> **QUOTED PASSAGE**:
----------------

Here is work for one missionary. A people prepared— many of them once happy in God; but leaving their native land and the regular means of grace, they have lost their enjoyments by drinking into the spirit of the world—yet still they linger about the courts of Ziou. May God speedily revive His work among them !

I am, Rev. Sir, yours respectfully,

G. M. McDougall.

To the Rev. E. Wood, Toronto.

[From the Christian Guardian, May 5, 1852]

The letter from the missionary at Garden River and Bruce Mines, which appears in last week's Guardian, contained a very gratifying account of the successful operation of the mission, as well as the openings for the more extensive cultivation of the promising fields for missionary labor in that part of the country. The following letter of a later date, from the same place, will be read with interest and pleasure by all who love to hear of the prosperity and the encouraging prospects of this department of our work : —

Garden River, March 18th, 1852.

Rev. and Dear Sir,—As I have now an opportunity of posting a letter, and that for the last time till navigation opens, I feel it a duty to send you a brief account of our proceedings. Throughout the past winter I have visited the Bruce monthly. On my last visit I was accompanied by Bro. H. Pietzel, of the Sault.

On Saturday we held a temperance meeting, when twenty-five took the pledge. Sabbath was a high day amongst the miners. God in a very special manner owned the ordinances of His Church. Backsliders were reclaimed, and sinners convinced, and the little church greatly raised. Five lovely babes were dedicated to God in baptism.

----------------

> **STATED EXERCISE 1**: In the listing below, begin at the first line and stop after the line containing "The multiplexer 110 is at (380, 385).", swapping "schematic" for "diagram" and changing nothing else. Give back only those lines, without the pictures.

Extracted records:
----------------

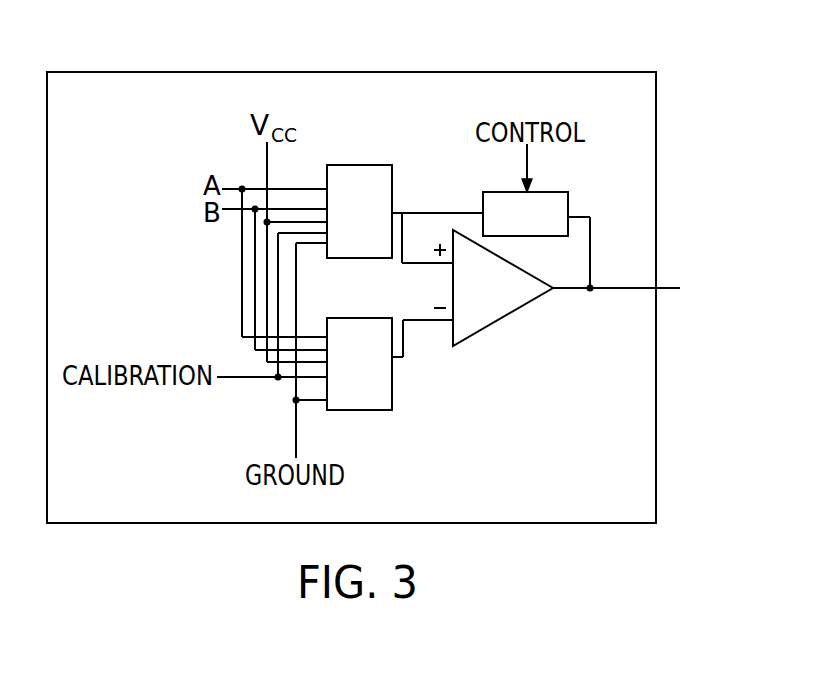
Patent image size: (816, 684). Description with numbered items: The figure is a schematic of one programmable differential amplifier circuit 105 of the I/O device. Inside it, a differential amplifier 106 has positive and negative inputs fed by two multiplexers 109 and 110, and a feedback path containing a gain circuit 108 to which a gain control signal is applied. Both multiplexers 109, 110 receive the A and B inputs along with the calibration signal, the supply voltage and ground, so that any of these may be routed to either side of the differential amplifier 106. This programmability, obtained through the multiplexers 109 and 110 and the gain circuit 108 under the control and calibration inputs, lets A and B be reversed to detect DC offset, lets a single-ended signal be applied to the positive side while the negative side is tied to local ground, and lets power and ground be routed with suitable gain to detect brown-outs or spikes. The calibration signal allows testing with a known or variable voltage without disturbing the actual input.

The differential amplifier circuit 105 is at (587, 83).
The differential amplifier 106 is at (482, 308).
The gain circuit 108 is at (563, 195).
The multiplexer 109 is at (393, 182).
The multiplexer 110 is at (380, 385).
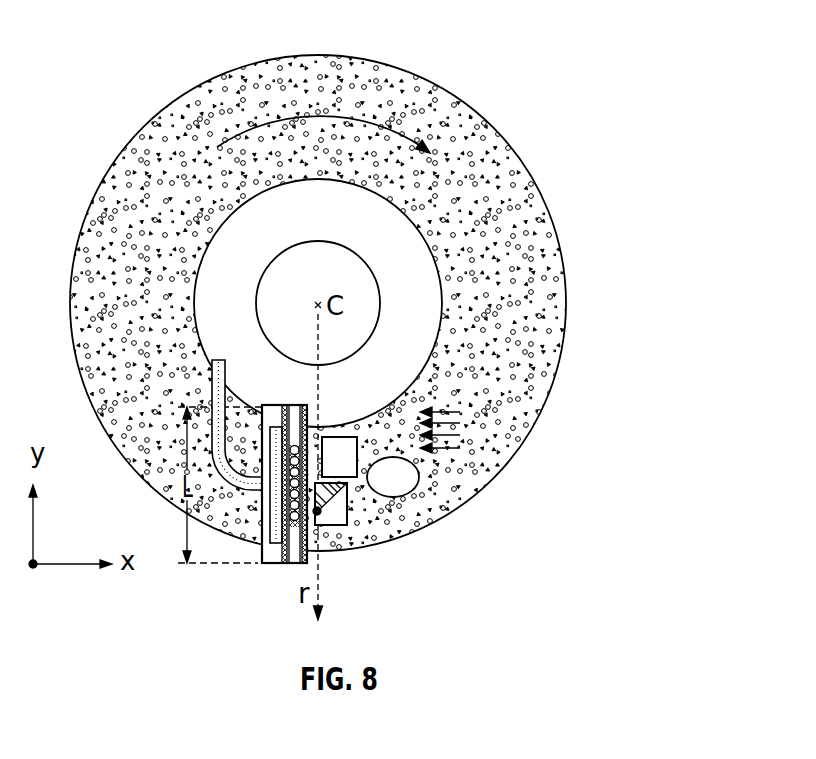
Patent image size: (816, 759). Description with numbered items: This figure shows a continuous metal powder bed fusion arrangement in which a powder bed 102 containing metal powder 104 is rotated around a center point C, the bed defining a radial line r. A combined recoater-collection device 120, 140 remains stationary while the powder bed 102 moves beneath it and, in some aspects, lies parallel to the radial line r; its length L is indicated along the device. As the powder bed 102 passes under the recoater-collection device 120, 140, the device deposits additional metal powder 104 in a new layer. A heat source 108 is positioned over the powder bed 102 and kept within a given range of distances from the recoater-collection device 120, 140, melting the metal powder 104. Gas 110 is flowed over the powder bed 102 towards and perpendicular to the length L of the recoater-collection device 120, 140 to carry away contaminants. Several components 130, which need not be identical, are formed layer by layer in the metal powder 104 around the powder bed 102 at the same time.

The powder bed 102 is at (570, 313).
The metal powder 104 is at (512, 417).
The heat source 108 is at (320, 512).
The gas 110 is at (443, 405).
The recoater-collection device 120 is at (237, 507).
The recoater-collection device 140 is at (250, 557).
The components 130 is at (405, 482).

----------------

> **STATED EXERCISE 2**:
Answer these questions about the missionary letters above:
(a) How many people took the pledge at the Saturday temperance meeting?
(b) Who went along on the writer's last visit to the Bruce?
(c) What date does the letter from Garden River carry?

> **RESULT 1**:
Patent image size: (816, 684). Description with numbered items: The figure is a diagram of one programmable differential amplifier circuit 105 of the I/O device. Inside it, a differential amplifier 106 has positive and negative inputs fed by two multiplexers 109 and 110, and a feedback path containing a gain circuit 108 to which a gain control signal is applied. Both multiplexers 109, 110 receive the A and B inputs along with the calibration signal, the supply voltage and ground, so that any of these may be routed to either side of the differential amplifier 106. This programmability, obtained through the multiplexers 109 and 110 and the gain circuit 108 under the control and calibration inputs, lets A and B be reversed to detect DC offset, lets a single-ended signal be applied to the positive side while the negative side is tied to local ground, and lets power and ground be routed with suitable gain to detect brown-outs or spikes. The calibration signal allows testing with a known or variable voltage without disturbing the actual input.

The differential amplifier circuit 105 is at (587, 83).
The differential amplifier 106 is at (482, 308).
The gain circuit 108 is at (563, 195).
The multiplexer 109 is at (393, 182).
The multiplexer 110 is at (380, 385).

> **RESULT 2**:
(a) Twenty-five.
(b) Bro. H. Pietzel, of the Sault.
(c) March 18th, 1852.